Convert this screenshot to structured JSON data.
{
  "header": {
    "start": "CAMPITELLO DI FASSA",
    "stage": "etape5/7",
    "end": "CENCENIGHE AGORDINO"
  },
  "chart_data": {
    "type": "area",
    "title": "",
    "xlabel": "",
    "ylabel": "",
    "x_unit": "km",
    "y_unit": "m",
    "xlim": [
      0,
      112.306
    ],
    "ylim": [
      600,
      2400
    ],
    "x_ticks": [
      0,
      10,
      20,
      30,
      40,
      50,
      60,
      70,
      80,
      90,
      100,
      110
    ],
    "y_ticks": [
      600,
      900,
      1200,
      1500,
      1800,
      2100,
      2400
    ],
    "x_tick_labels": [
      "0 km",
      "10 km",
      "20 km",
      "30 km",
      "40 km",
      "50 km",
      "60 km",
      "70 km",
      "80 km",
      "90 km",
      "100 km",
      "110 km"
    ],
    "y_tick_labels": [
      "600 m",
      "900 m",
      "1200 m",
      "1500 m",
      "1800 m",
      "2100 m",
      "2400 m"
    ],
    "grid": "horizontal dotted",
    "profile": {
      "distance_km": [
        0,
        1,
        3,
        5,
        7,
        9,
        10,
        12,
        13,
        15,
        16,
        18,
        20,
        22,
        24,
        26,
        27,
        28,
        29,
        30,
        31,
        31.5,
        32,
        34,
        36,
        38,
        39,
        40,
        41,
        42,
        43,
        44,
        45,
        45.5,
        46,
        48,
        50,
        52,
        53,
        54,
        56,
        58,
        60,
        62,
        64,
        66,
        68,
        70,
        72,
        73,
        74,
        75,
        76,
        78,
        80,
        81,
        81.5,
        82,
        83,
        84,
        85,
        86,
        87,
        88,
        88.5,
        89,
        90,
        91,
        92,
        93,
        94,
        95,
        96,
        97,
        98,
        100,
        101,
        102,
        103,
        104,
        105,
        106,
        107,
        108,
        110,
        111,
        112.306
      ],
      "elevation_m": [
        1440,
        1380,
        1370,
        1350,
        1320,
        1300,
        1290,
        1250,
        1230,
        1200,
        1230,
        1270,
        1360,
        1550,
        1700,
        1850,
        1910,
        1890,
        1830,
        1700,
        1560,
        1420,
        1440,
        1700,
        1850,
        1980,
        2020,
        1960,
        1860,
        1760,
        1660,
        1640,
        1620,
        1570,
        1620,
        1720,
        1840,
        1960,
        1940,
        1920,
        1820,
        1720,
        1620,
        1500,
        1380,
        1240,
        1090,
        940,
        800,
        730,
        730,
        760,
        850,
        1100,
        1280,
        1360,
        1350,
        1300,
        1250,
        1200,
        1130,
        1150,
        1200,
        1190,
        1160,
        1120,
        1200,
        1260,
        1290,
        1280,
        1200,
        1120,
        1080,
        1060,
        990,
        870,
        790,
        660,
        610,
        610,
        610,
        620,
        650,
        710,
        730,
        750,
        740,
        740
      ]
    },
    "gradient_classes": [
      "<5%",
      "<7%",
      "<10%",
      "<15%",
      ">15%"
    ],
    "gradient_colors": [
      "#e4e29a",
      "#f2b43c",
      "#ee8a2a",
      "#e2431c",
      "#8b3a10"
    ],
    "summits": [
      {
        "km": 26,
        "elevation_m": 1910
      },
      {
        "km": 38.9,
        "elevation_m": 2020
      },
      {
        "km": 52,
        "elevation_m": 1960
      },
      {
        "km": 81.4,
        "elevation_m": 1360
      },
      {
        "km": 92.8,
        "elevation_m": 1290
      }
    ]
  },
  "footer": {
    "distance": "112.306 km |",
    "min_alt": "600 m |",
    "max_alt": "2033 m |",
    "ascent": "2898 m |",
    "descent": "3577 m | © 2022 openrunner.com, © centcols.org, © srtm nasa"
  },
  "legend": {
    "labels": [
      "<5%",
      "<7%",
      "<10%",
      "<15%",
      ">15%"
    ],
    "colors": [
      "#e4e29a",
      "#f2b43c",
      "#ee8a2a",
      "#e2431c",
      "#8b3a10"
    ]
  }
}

---------------

STATED GOAL
Output the complete data exactly as written.

RESPONSE BELOW
Convert this screenshot to structured JSON data.
{
  "header": {
    "start": "CAMPITELLO DI FASSA",
    "stage": "etape5/7",
    "end": "CENCENIGHE AGORDINO"
  },
  "chart_data": {
    "type": "area",
    "title": "",
    "xlabel": "",
    "ylabel": "",
    "x_unit": "km",
    "y_unit": "m",
    "xlim": [
      0,
      112.306
    ],
    "ylim": [
      600,
      2400
    ],
    "x_ticks": [
      0,
      10,
      20,
      30,
      40,
      50,
      60,
      70,
      80,
      90,
      100,
      110
    ],
    "y_ticks": [
      600,
      900,
      1200,
      1500,
      1800,
      2100,
      2400
    ],
    "x_tick_labels": [
      "0 km",
      "10 km",
      "20 km",
      "30 km",
      "40 km",
      "50 km",
      "60 km",
      "70 km",
      "80 km",
      "90 km",
      "100 km",
      "110 km"
    ],
    "y_tick_labels": [
      "600 m",
      "900 m",
      "1200 m",
      "1500 m",
      "1800 m",
      "2100 m",
      "2400 m"
    ],
    "grid": "horizontal dotted",
    "profile": {
      "distance_km": [
        0,
        1,
        3,
        5,
        7,
        9,
        10,
        12,
        13,
        15,
        16,
        18,
        20,
        22,
        24,
        26,
        27,
        28,
        29,
        30,
        31,
        31.5,
        32,
        34,
        36,
        38,
        39,
        40,
        41,
        42,
        43,
        44,
        45,
        45.5,
        46,
        48,
        50,
        52,
        53,
        54,
        56,
        58,
        60,
        62,
        64,
        66,
        68,
        70,
        72,
        73,
        74,
        75,
        76,
        78,
        80,
        81,
        81.5,
        82,
        83,
        84,
        85,
        86,
        87,
        88,
        88.5,
        89,
        90,
        91,
        92,
        93,
        94,
        95,
        96,
        97,
        98,
        100,
        101,
        102,
        103,
        104,
        105,
        106,
        107,
        108,
        110,
        111,
        112.306
      ],
      "elevation_m": [
        1440,
        1380,
        1370,
        1350,
        1320,
        1300,
        1290,
        1250,
        1230,
        1200,
        1230,
        1270,
        1360,
        1550,
        1700,
        1850,
        1910,
        1890,
        1830,
        1700,
        1560,
        1420,
        1440,
        1700,
        1850,
        1980,
        2020,
        1960,
        1860,
        1760,
        1660,
        1640,
        1620,
        1570,
        1620,
        1720,
        1840,
        1960,
        1940,
        1920,
        1820,
        1720,
        1620,
        1500,
        1380,
        1240,
        1090,
        940,
        800,
        730,
        730,
        760,
        850,
        1100,
        1280,
        1360,
        1350,
        1300,
        1250,
        1200,
        1130,
        1150,
        1200,
        1190,
        1160,
        1120,
        1200,
        1260,
        1290,
        1280,
        1200,
        1120,
        1080,
        1060,
        990,
        870,
        790,
        660,
        610,
        610,
        610,
        620,
        650,
        710,
        730,
        750,
        740,
        740
      ]
    },
    "gradient_classes": [
      "<5%",
      "<7%",
      "<10%",
      "<15%",
      ">15%"
    ],
    "gradient_colors": [
      "#e4e29a",
      "#f2b43c",
      "#ee8a2a",
      "#e2431c",
      "#8b3a10"
    ],
    "summits": [
      {
        "km": 26,
        "elevation_m": 1910
      },
      {
        "km": 38.9,
        "elevation_m": 2020
      },
      {
        "km": 52,
        "elevation_m": 1960
      },
      {
        "km": 81.4,
        "elevation_m": 1360
      },
      {
        "km": 92.8,
        "elevation_m": 1290
      }
    ]
  },
  "footer": {
    "distance": "112.306 km |",
    "min_alt": "600 m |",
    "max_alt": "2033 m |",
    "ascent": "2898 m |",
    "descent": "3577 m | © 2022 openrunner.com, © centcols.org, © srtm nasa"
  },
  "legend": {
    "labels": [
      "<5%",
      "<7%",
      "<10%",
      "<15%",
      ">15%"
    ],
    "colors": [
      "#e4e29a",
      "#f2b43c",
      "#ee8a2a",
      "#e2431c",
      "#8b3a10"
    ]
  }
}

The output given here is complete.